#### TASK DETAILS
How many lines in the entries below include the string "this"? Answer with the number only.

• • • •

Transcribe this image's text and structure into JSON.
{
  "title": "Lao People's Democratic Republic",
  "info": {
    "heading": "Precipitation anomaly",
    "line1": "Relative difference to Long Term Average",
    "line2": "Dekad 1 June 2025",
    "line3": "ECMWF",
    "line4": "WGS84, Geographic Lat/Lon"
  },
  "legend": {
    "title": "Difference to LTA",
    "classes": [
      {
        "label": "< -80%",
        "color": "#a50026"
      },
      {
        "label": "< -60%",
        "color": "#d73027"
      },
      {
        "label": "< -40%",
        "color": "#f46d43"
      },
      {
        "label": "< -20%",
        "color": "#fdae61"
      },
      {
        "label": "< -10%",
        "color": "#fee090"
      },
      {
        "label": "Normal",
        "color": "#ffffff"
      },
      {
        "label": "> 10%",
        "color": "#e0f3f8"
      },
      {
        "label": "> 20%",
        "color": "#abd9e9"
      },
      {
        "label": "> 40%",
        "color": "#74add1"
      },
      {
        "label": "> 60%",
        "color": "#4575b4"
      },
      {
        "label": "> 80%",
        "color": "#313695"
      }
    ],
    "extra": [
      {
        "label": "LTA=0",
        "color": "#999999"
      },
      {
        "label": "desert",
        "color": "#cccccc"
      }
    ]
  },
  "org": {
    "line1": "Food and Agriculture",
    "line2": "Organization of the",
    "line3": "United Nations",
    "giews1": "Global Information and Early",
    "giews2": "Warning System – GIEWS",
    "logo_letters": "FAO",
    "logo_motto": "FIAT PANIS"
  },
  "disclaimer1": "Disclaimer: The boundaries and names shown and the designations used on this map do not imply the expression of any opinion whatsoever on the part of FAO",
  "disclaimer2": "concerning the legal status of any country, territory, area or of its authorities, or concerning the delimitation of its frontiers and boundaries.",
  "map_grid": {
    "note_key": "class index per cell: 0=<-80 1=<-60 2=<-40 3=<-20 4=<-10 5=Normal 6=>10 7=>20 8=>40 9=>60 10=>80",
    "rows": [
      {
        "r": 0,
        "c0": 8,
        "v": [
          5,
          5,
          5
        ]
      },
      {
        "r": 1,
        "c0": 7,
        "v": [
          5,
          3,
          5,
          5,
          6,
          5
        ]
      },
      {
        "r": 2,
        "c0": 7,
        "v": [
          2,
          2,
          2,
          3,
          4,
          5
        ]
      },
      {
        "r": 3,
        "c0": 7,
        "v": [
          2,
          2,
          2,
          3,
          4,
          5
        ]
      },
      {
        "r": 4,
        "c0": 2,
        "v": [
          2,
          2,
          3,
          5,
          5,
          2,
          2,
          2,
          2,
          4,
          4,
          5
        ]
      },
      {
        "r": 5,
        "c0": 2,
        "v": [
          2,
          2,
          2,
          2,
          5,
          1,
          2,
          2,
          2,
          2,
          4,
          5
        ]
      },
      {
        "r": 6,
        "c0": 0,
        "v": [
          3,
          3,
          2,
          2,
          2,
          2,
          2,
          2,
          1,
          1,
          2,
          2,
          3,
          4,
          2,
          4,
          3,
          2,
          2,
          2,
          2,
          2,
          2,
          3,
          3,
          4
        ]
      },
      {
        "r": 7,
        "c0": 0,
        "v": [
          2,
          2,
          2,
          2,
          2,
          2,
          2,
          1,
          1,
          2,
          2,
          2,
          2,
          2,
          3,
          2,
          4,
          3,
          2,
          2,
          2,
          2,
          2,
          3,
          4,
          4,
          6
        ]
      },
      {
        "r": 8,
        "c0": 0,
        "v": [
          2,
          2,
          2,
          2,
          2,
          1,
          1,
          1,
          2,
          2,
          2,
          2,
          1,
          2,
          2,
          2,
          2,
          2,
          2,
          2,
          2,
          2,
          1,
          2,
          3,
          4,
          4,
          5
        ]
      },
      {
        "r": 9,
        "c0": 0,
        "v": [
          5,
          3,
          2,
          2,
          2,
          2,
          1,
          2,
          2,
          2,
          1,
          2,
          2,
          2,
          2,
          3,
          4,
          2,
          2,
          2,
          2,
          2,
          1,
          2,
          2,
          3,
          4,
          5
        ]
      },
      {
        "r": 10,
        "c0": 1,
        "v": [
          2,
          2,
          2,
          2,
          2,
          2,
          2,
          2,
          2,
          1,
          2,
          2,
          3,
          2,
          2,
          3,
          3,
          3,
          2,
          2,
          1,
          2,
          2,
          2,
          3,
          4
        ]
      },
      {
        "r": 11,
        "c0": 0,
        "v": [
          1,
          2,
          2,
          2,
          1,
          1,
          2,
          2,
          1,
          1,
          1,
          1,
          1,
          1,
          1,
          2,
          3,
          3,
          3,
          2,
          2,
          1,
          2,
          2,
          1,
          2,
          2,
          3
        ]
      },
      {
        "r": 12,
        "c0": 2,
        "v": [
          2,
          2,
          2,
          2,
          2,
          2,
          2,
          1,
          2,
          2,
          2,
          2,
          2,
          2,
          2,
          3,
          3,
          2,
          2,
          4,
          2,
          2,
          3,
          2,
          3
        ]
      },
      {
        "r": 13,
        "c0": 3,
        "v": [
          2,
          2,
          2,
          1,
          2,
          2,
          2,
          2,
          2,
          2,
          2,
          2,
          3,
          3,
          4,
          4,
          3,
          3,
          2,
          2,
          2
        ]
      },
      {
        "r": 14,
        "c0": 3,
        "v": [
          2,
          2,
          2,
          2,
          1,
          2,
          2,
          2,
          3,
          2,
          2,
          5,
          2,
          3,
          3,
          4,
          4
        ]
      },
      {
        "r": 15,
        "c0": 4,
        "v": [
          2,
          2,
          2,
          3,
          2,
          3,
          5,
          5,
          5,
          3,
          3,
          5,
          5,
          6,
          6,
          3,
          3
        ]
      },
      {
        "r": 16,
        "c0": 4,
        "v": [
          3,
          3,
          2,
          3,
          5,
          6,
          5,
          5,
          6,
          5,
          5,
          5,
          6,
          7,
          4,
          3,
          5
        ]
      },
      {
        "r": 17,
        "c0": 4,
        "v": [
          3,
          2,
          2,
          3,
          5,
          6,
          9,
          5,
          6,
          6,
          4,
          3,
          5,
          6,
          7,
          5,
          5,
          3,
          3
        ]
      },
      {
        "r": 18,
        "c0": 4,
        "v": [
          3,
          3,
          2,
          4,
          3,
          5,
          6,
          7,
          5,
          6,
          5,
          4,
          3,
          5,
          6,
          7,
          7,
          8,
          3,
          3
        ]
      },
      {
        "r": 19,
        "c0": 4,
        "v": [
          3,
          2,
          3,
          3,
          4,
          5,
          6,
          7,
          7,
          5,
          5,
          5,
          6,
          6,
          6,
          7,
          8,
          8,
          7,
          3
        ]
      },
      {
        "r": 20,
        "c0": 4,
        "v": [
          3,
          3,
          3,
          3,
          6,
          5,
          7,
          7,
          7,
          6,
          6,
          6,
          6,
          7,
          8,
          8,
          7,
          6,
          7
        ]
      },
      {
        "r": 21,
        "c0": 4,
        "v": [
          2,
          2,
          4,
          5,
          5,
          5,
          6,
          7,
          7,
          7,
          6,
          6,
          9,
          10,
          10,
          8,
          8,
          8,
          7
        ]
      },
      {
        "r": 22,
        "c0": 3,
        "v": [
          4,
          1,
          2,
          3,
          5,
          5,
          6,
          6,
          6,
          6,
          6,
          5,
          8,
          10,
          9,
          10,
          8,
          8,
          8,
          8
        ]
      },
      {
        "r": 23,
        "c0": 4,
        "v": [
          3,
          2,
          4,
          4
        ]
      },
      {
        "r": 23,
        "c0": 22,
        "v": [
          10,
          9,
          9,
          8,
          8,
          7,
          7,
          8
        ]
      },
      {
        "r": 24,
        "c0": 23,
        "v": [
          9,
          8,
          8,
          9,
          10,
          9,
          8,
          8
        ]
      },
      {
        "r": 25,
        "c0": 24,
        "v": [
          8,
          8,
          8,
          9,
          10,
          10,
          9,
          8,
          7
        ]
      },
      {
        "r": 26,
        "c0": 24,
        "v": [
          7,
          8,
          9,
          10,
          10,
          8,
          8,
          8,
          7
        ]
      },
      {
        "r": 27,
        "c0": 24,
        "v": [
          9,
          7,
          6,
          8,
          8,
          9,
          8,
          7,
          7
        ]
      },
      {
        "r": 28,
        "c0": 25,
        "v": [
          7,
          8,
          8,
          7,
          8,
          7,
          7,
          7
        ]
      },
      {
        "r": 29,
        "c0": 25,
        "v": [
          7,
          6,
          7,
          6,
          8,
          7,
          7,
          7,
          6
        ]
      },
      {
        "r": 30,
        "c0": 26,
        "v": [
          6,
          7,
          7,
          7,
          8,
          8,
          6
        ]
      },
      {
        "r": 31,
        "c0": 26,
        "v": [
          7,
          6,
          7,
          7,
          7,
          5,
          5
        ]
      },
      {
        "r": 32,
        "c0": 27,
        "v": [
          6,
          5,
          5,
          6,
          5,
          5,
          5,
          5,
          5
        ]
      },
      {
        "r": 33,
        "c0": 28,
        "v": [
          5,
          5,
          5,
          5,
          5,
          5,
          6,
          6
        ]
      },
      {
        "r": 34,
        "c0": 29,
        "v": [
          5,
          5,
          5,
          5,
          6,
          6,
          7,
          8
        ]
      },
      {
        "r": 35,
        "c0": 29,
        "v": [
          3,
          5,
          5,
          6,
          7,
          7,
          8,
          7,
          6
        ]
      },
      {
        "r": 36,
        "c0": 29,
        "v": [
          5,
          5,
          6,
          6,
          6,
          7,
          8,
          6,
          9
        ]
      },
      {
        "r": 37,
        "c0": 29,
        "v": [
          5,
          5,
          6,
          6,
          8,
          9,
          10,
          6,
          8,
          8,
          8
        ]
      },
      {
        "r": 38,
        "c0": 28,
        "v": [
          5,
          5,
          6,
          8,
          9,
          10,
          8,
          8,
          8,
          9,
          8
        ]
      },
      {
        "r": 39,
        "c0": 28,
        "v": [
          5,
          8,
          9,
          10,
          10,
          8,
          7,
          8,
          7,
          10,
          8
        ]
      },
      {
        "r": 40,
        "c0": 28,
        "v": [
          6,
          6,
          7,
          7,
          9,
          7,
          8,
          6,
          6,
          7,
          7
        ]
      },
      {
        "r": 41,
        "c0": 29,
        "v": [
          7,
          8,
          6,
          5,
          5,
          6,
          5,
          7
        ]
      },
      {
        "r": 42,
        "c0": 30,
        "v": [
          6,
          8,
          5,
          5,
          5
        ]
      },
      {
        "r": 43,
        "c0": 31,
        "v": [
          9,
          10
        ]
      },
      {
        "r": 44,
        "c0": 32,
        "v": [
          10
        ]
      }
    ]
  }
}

• • • •

#### OUTPUT OF THE EXERCISE
2